Task objective: In the data below, find every line with the string "JSON" and pull it out.

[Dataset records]
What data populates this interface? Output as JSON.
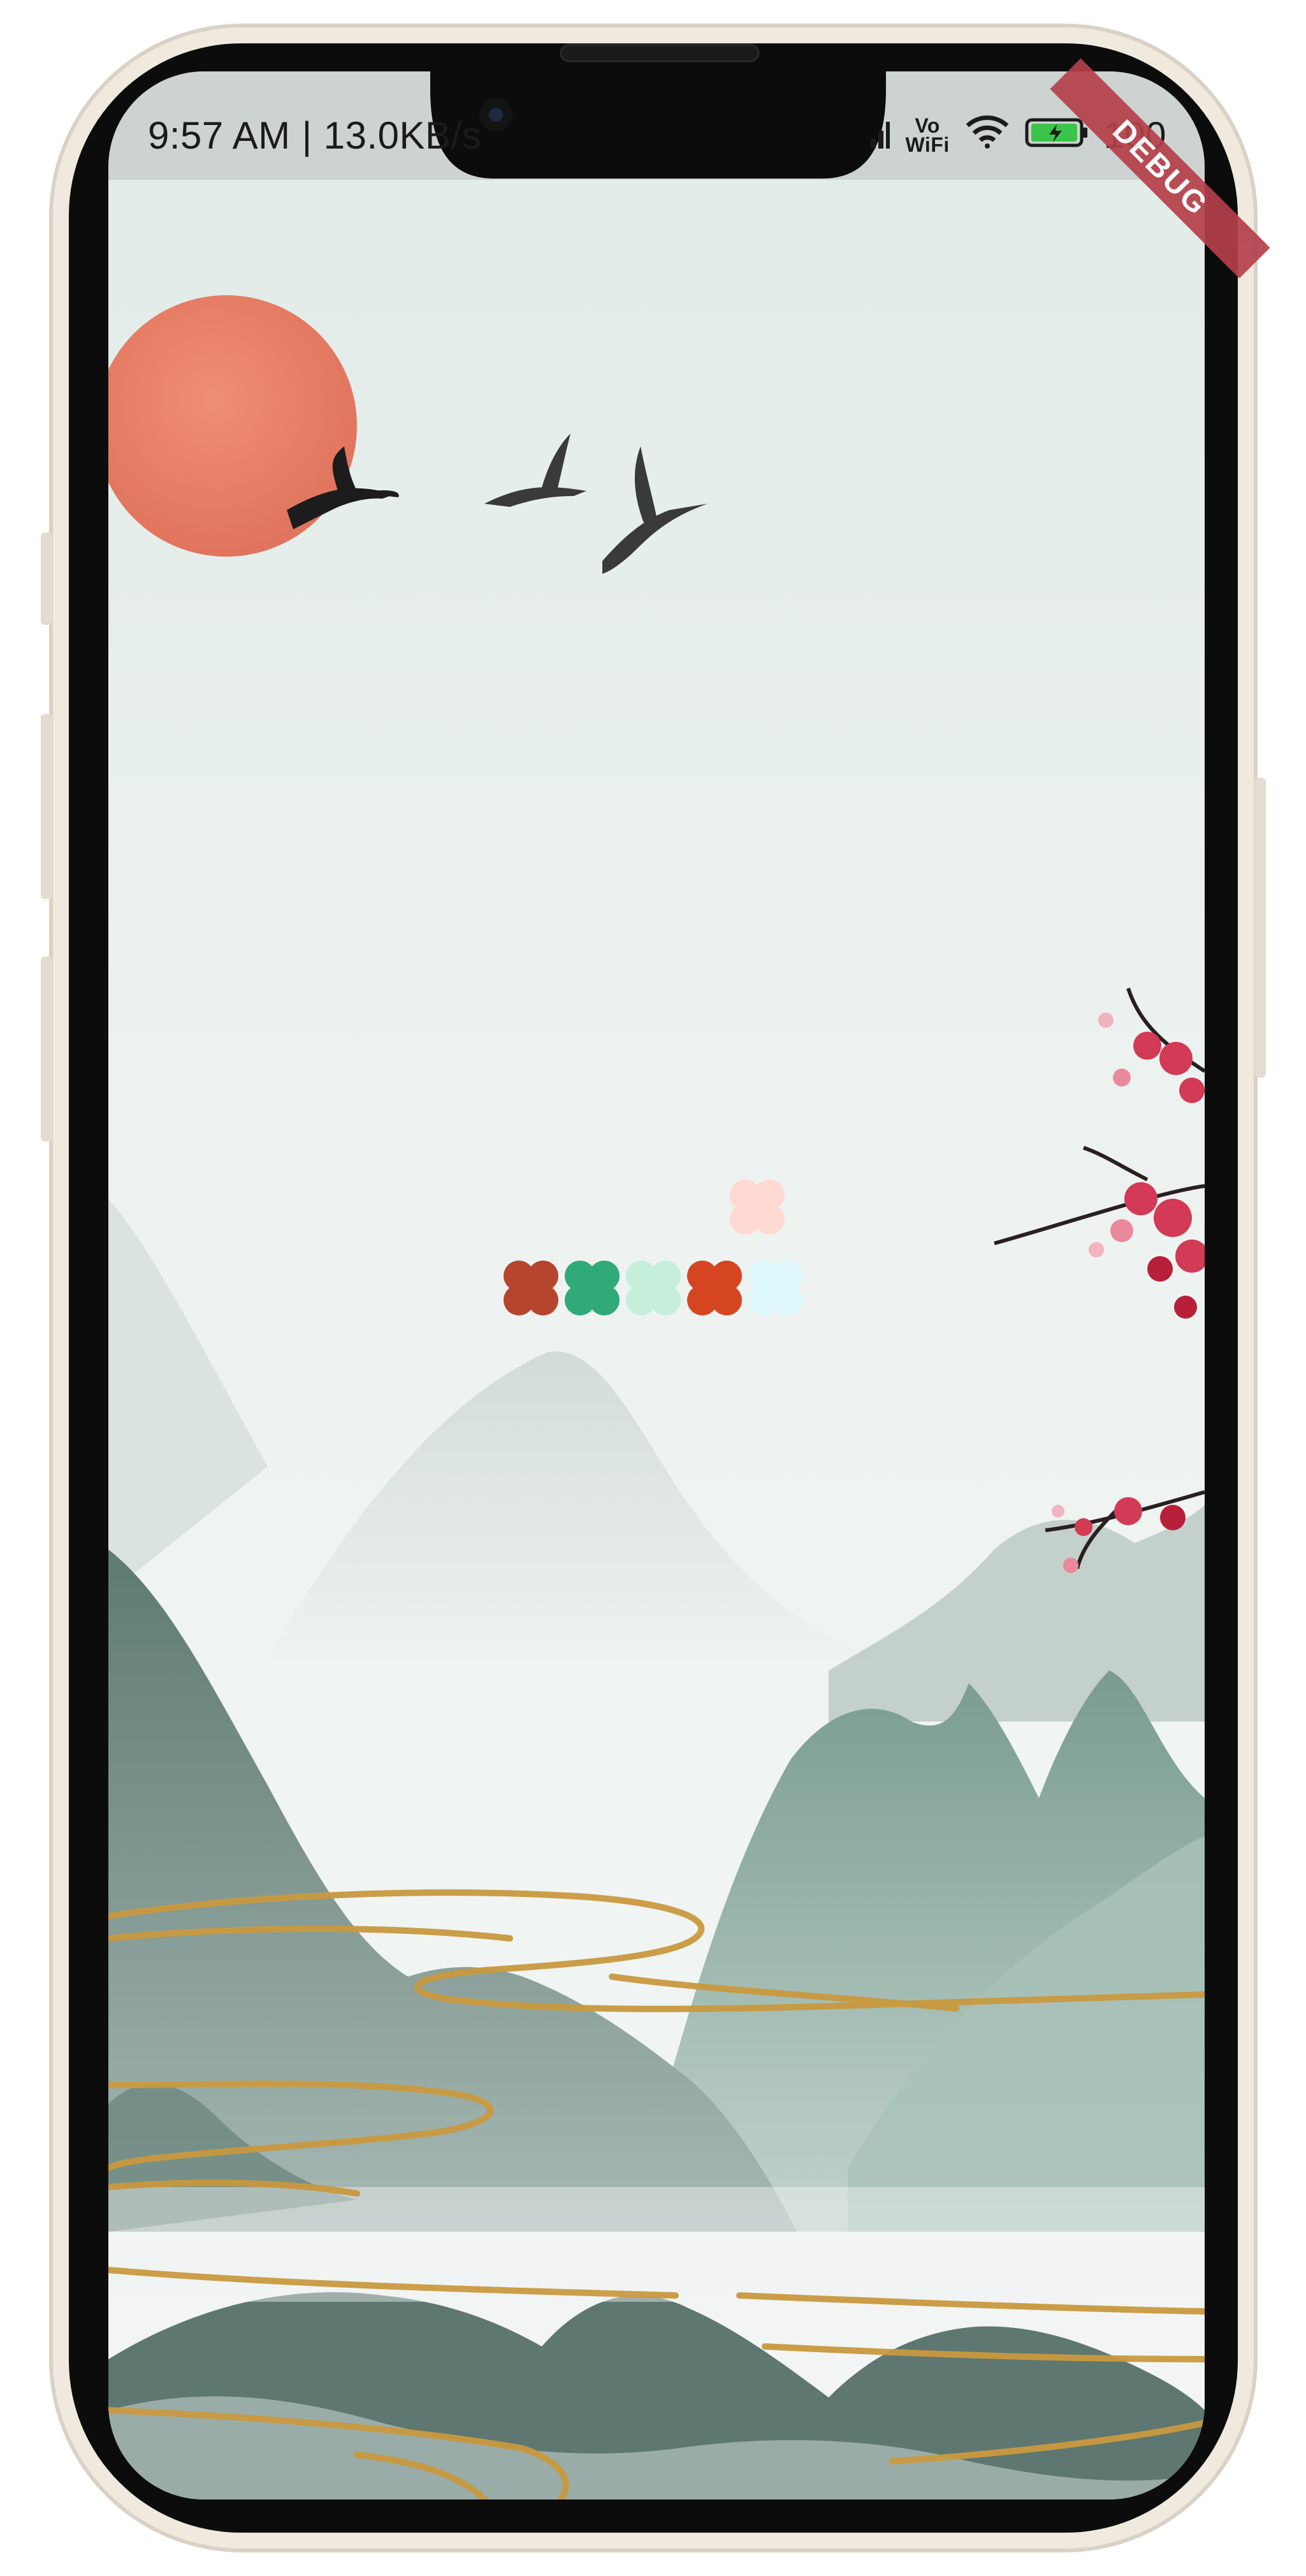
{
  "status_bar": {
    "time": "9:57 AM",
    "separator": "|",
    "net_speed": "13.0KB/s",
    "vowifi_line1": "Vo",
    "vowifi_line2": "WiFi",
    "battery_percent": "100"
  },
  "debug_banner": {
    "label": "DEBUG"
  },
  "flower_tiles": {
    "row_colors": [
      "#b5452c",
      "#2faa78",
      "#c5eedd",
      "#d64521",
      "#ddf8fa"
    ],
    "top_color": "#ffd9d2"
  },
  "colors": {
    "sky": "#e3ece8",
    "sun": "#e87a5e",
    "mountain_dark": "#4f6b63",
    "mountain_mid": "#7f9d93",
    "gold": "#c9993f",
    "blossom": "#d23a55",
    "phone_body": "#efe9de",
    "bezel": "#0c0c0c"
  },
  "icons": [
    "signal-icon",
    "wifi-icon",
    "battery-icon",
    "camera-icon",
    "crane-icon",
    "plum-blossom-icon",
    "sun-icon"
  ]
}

...

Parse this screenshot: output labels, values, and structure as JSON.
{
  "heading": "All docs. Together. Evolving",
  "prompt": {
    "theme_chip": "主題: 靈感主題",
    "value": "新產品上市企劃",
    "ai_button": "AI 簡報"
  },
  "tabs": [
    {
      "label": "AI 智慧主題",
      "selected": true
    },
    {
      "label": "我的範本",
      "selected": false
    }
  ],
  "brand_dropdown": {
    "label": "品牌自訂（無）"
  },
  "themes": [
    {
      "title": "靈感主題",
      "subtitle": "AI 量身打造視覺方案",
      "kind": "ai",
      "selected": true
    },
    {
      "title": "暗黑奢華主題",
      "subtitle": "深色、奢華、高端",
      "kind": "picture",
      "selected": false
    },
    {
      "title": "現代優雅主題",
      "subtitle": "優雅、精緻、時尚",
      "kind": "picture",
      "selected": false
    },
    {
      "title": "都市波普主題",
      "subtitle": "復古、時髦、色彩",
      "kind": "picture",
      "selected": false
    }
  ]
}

Answer in full:
What data populates this interface? Output as JSON.
Parse this screenshot: output labels, values, and structure as JSON.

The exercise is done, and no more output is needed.